**FRAGMENTO DEL TEXTO:**
################

Hice todo lo que pude y todo lo que se me ocurrió; todo. No dejé nada sin hacer. Pero cada vez que regresaba a mi casa a descansar, a bañarme, a repostear, sentía un dolor indescriptible de privilegio, por tener casa, por tener ropa limpia, por poder bañarme con agua caliente. Y es que yo sabía, clara y hondamente, que ese privilegio, el privilegio de estar viva cuando tantos estaban muertos, cuando tantos estaban muriendo de miedo y de sed mientras esperaban a que los rescataran, era no sólo el producto de la suerte, sino que además, es un privilegio que con nada puede ser pagado. Con nada.
Y podría hablarles de San Gregorio y la gente bienintencionada pero estúpida que es tan peligrosa en casos de emergencia; de los ecatzingas, que no se sentaron a llorar sino que derrumbaron a golpes de mazo lo poco que quedó en pie para levantar todo de nuevo, desde cero, y sólo respetaron los cimientos; les podría hablar del silencio larguísimo que se hizo cuando levantaron la losa y todos nos quedamos absolutamente inmóviles, esperando a ver si la estructura resistía o si al mover la losa se iría todo abajo; el terror de que al levantarse la chingada losa lo de abajo cediera, cuando todavía había gente viva allá, en las entrañas del Minotauro; podría decirles que quité casi a patadas una cuna rota del camino y sólo hasta que llegué a mi casa me di cuenta de que lo había hecho para que la familia no la viera.

################

[Extractos de un conjunto de datos]
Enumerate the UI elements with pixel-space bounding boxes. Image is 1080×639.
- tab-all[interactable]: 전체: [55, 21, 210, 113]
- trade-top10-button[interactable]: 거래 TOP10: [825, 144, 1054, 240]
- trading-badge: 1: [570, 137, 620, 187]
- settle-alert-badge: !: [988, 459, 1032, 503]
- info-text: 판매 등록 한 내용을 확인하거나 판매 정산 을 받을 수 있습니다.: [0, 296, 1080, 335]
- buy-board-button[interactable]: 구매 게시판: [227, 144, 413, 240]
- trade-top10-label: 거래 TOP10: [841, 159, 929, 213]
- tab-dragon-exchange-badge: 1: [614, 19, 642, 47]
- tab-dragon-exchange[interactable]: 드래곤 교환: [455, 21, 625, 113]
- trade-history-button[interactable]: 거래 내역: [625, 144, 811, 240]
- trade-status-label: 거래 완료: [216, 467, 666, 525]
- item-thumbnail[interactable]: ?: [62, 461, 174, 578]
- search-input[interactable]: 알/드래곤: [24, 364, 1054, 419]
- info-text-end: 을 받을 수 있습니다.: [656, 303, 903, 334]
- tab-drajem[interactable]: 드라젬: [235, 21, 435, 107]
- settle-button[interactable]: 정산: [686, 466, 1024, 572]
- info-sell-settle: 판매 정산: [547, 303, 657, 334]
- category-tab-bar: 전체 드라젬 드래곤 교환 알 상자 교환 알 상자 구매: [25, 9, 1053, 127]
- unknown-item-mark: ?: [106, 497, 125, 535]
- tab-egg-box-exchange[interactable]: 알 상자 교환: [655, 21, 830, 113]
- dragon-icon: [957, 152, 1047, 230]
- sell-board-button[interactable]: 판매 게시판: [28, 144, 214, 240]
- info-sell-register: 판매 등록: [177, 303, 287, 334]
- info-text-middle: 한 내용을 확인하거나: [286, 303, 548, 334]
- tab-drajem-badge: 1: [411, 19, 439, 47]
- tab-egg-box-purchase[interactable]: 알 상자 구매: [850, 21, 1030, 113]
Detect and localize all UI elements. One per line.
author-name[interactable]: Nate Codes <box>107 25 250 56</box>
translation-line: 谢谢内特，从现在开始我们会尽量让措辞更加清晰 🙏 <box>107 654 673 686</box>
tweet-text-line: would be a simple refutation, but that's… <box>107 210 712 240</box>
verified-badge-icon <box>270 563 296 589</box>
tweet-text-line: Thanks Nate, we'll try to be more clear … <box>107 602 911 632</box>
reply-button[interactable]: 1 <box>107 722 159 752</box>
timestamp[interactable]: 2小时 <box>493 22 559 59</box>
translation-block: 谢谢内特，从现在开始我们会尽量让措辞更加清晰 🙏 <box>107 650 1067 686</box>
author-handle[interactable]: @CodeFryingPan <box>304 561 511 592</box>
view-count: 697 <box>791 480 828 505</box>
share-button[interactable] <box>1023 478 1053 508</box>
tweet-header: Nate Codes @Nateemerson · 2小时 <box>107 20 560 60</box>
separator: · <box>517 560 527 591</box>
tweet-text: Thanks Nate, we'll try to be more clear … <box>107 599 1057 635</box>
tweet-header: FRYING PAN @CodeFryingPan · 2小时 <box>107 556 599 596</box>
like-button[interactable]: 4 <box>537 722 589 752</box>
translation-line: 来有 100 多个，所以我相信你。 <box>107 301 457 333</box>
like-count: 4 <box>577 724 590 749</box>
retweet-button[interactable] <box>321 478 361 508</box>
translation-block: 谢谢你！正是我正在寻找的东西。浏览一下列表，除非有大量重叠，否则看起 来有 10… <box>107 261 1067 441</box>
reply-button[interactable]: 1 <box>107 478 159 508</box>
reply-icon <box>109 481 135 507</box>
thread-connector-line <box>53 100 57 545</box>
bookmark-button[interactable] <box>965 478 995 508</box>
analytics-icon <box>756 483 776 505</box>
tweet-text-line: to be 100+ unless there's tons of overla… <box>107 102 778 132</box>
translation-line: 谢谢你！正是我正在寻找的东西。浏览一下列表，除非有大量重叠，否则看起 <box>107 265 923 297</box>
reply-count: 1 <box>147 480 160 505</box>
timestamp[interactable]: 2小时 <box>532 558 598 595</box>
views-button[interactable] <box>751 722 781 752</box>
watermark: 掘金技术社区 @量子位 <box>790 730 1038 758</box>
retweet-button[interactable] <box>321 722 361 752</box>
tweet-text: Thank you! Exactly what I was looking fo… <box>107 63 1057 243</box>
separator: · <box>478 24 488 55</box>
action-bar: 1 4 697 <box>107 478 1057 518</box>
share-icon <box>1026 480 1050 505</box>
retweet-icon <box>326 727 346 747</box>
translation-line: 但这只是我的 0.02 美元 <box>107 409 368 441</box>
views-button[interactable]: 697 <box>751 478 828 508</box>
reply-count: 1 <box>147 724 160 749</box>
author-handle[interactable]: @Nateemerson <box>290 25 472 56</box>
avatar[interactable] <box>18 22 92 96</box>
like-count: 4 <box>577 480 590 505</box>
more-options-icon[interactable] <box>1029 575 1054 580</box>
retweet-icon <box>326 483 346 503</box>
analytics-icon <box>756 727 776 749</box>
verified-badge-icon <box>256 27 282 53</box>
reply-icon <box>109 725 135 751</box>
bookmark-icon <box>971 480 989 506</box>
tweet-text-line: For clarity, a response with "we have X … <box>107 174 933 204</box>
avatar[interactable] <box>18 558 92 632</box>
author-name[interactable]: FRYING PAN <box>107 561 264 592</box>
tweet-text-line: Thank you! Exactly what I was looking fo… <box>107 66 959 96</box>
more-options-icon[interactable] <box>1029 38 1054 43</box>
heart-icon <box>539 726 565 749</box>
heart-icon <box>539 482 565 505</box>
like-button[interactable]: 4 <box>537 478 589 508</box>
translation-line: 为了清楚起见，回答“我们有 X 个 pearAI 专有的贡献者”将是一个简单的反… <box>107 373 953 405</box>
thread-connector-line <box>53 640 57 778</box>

################

**CONSIGNA 1:**
Indica si cada afirmación concuerda con el fragmento del texto: (a) al volver a casa a bañarse, se sentía un dolor por el privilegio de poder hacerlo con agua caliente; (b) los ecatzingas conservaron lo que había quedado en pie; (c) la cuna rota se quitó del camino para que la familia no la viera. Responde sí o no y cita literalmente las palabras decisivas del texto.
**CONSIGNA 2:**
Escribe lo que sigue en el testimonio sobre los rescates, a partir de su última oración.
El listado procede de una fuente distinta.

**RESPUESTA ESCRITA 1:**
(a) Sí: «sentía un dolor indescriptible de privilegio, por tener casa, por tener ropa limpia, por poder bañarme con agua caliente».
(b) No: «derrumbaron a golpes de mazo lo poco que quedó en pie para levantar todo de nuevo, desde cero, y sólo respetaron los cimientos».
(c) Sí: «me di cuenta de que lo había hecho para que la familia no la viera».

**RESPUESTA ESCRITA 2:**
Les podría hablar de las 120 tortas que hicimos y que luego no hallábamos a quién darle; del coordinador de un albergue tristísimo que se salió a tomar fotos con una rescatista israelí; del chico que se dejó caer en la banqueta, completamente abatido, porque no encontraba a quién ayudar; de la pala mecánica que se nos venía encima porque a Mancera ya le urgía que se murieran todos para empezar a quitar escombros; podría, y quizá debería, decirles cómo la lengua se te convierte en estropajo de tan seca debajo del tapabocas y de la tristeza absoluta que te invade en la regadera cuando enjabonas tu nombre escrito con tinta indeleble en el brazo, junto con tu tipo de sangre y un teléfono de contacto, y ves cómo se van borrando conforme los tallas con el estropajo, porque quién sabe por qué, tú sigues viva y ellos no.
Pero no. No.
De lo que debo hablar es de los muertos. Y de la impotencia que da no haber podido sacarlos vivos. De cómo no reconoces un codo que se asoma entre los escombros, porque está lleno de polvo y parece otro escombro más. Del momento en el que algo se... rompe adentro de ti y piensas "no importa, no importa que estén muertos; también a ellos hay que sacarlos, porque sus familias están vivas y los necesitan", pero lo piensas así porque justo es eso lo que más importa, que están muertos y no hay nada que puedas hacer al respecto, porque todo tu chingado entrenamiento no sirvió para nada, porque ni tu salud ni tu condición física son los de hace 15 años y ya no sirves para Ariadna, y una parte básica del entrenamiento es saber cuándo retirarte, aceptar cuando ya no eres capaz y dejar que otros avancen y tomen el lugar que era tu obligación llenar... Entonces, el único entrenamiento que te queda y que aún sirve, es el del corazón.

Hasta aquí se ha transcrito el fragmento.